_What the task requires_: Write the data below out exactly as it stands. Do not include the pictures.
################
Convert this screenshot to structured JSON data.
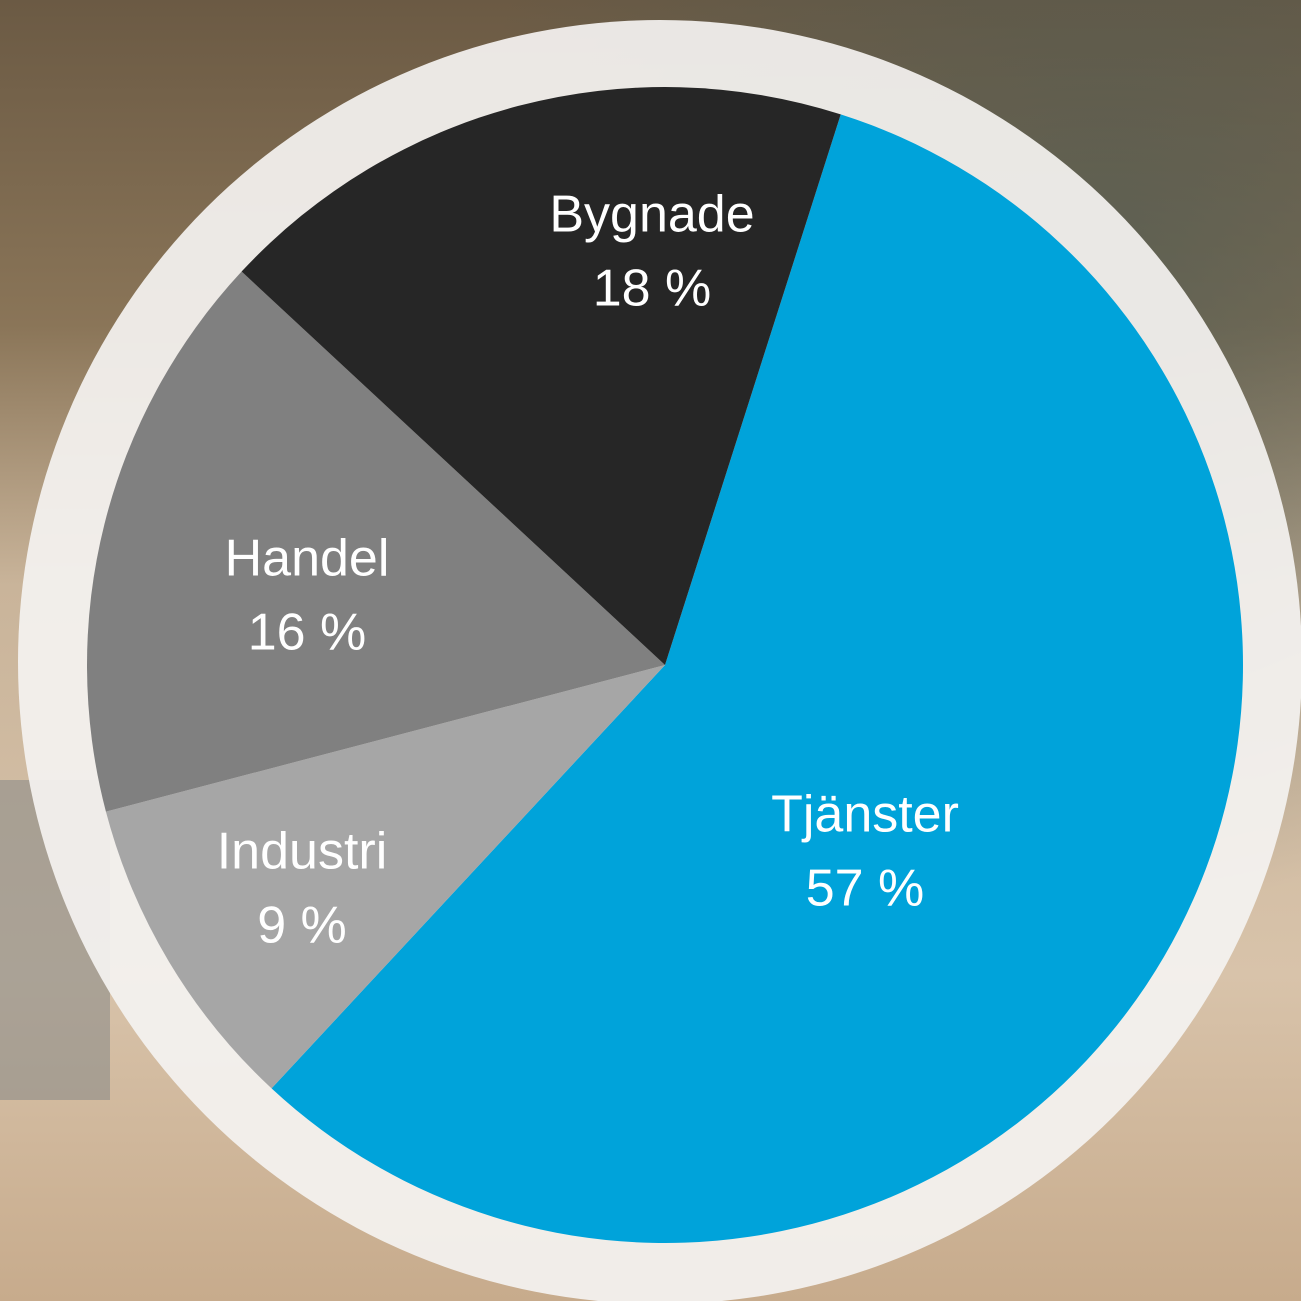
{
  "chart_data": {
    "type": "pie",
    "categories": [
      "Tjänster",
      "Industri",
      "Handel",
      "Bygnade"
    ],
    "values": [
      57,
      9,
      16,
      18
    ],
    "value_labels": [
      "57 %",
      "9 %",
      "16 %",
      "18 %"
    ],
    "colors": [
      "#00a3da",
      "#a6a6a6",
      "#808080",
      "#262626"
    ]
  }
}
################
_Final result_:
Convert this screenshot to structured JSON data.
{
  "chart_data": {
    "type": "pie",
    "categories": [
      "Tjänster",
      "Industri",
      "Handel",
      "Bygnade"
    ],
    "values": [
      57,
      9,
      16,
      18
    ],
    "value_labels": [
      "57 %",
      "9 %",
      "16 %",
      "18 %"
    ],
    "colors": [
      "#00a3da",
      "#a6a6a6",
      "#808080",
      "#262626"
    ]
  }
}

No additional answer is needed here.